◆ **Exercise objective**
Report all lines holding "Haven".

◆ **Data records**
** START **
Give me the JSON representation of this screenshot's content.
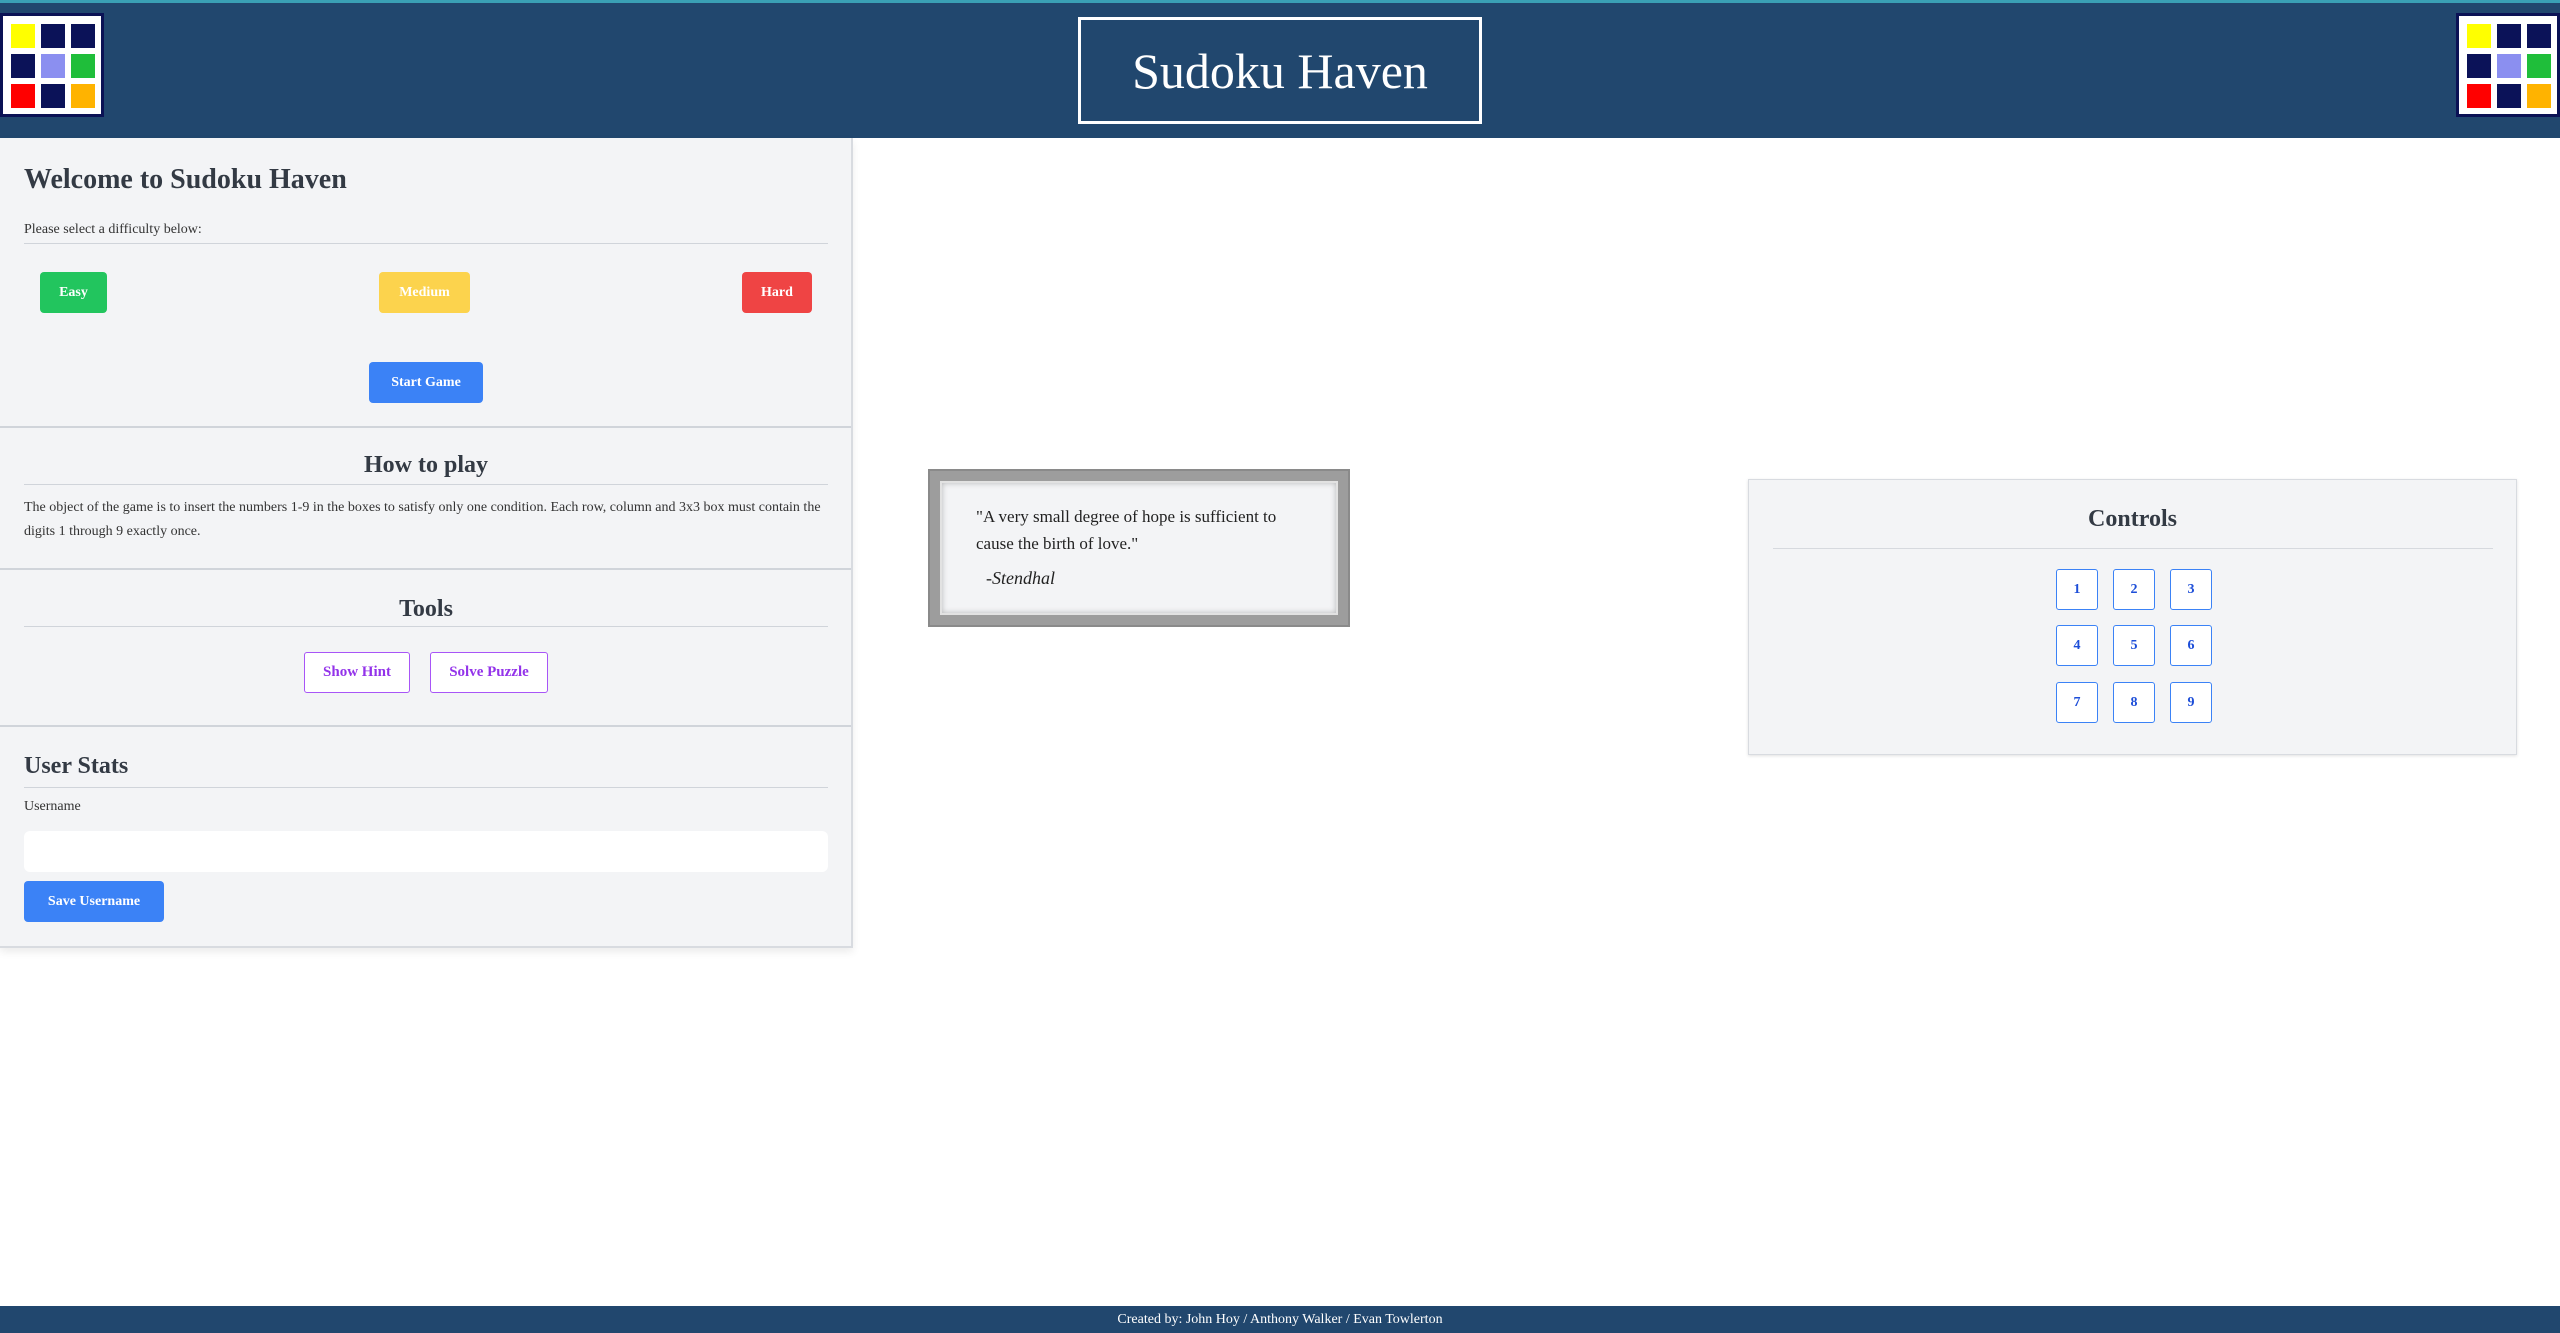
{
  "header": {
    "title": "Sudoku Haven",
    "logo_colors": [
      "#ffff00",
      "#0b1258",
      "#0b1258",
      "#0b1258",
      "#8b8ff0",
      "#1fbe3a",
      "#ff0000",
      "#0b1258",
      "#ffb300"
    ]
  },
  "welcome": {
    "heading": "Welcome to Sudoku Haven",
    "prompt": "Please select a difficulty below:",
    "easy_label": "Easy",
    "medium_label": "Medium",
    "hard_label": "Hard",
    "start_label": "Start Game"
  },
  "how_to_play": {
    "heading": "How to play",
    "text": "The object of the game is to insert the numbers 1-9 in the boxes to satisfy only one condition. Each row, column and 3x3 box must contain the digits 1 through 9 exactly once."
  },
  "tools": {
    "heading": "Tools",
    "hint_label": "Show Hint",
    "solve_label": "Solve Puzzle"
  },
  "user_stats": {
    "heading": "User Stats",
    "username_label": "Username",
    "username_value": "",
    "save_label": "Save Username"
  },
  "quote": {
    "text": "\"A very small degree of hope is sufficient to cause the birth of love.\"",
    "author": "-Stendhal"
  },
  "controls": {
    "heading": "Controls",
    "numbers": [
      "1",
      "2",
      "3",
      "4",
      "5",
      "6",
      "7",
      "8",
      "9"
    ]
  },
  "footer": {
    "credits": "Created by: John Hoy / Anthony Walker / Evan Towlerton"
  },
  "colors": {
    "header_bg": "#21476e",
    "easy": "#22c55e",
    "medium": "#fcd34d",
    "hard": "#ef4444",
    "primary": "#3b82f6",
    "tool_accent": "#a855f7"
  }
}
** END **
◆ **Solution to this task**
    "title": "Sudoku Haven",
    "heading": "Welcome to Sudoku Haven",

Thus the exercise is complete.